# What to do
Return the complete listing that follows, with each line reproduced exactly.

Data records:
* * * * * * *

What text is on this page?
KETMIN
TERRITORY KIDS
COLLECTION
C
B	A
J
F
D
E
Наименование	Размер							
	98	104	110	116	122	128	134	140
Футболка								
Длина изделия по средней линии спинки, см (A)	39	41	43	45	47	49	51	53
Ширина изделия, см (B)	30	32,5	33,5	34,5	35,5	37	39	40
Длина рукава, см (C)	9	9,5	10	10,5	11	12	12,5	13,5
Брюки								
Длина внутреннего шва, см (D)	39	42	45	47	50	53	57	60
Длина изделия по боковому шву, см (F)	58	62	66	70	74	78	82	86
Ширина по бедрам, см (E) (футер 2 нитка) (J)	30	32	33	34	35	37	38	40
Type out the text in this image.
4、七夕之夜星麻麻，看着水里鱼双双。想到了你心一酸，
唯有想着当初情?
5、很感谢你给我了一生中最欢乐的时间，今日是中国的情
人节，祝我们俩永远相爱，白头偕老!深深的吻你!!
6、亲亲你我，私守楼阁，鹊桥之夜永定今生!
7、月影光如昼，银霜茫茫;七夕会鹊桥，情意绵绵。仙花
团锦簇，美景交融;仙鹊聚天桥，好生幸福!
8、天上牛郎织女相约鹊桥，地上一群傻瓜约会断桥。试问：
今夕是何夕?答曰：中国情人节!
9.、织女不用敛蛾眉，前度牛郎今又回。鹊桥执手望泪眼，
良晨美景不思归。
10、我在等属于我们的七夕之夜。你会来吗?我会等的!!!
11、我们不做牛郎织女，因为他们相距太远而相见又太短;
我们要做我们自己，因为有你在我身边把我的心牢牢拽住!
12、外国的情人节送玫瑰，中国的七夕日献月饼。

* * * * * * *

# Solution to this task
What text is on this page?
KETMIN
TERRITORY KIDS
COLLECTION
C
B	A
J
F
D
E
Наименование	Размер							
	98	104	110	116	122	128	134	140
Футболка								
Длина изделия по средней линии спинки, см (A)	39	41	43	45	47	49	51	53
Ширина изделия, см (B)	30	32,5	33,5	34,5	35,5	37	39	40
Длина рукава, см (C)	9	9,5	10	10,5	11	12	12,5	13,5
Брюки								
Длина внутреннего шва, см (D)	39	42	45	47	50	53	57	60
Длина изделия по боковому шву, см (F)	58	62	66	70	74	78	82	86
Ширина по бедрам, см (E) (футер 2 нитка) (J)	30	32	33	34	35	37	38	40
Type out the text in this image.
4、七夕之夜星麻麻，看着水里鱼双双。想到了你心一酸，
唯有想着当初情?
5、很感谢你给我了一生中最欢乐的时间，今日是中国的情
人节，祝我们俩永远相爱，白头偕老!深深的吻你!!
6、亲亲你我，私守楼阁，鹊桥之夜永定今生!
7、月影光如昼，银霜茫茫;七夕会鹊桥，情意绵绵。仙花
团锦簇，美景交融;仙鹊聚天桥，好生幸福!
8、天上牛郎织女相约鹊桥，地上一群傻瓜约会断桥。试问：
今夕是何夕?答曰：中国情人节!
9.、织女不用敛蛾眉，前度牛郎今又回。鹊桥执手望泪眼，
良晨美景不思归。
10、我在等属于我们的七夕之夜。你会来吗?我会等的!!!
11、我们不做牛郎织女，因为他们相距太远而相见又太短;
我们要做我们自己，因为有你在我身边把我的心牢牢拽住!
12、外国的情人节送玫瑰，中国的七夕日献月饼。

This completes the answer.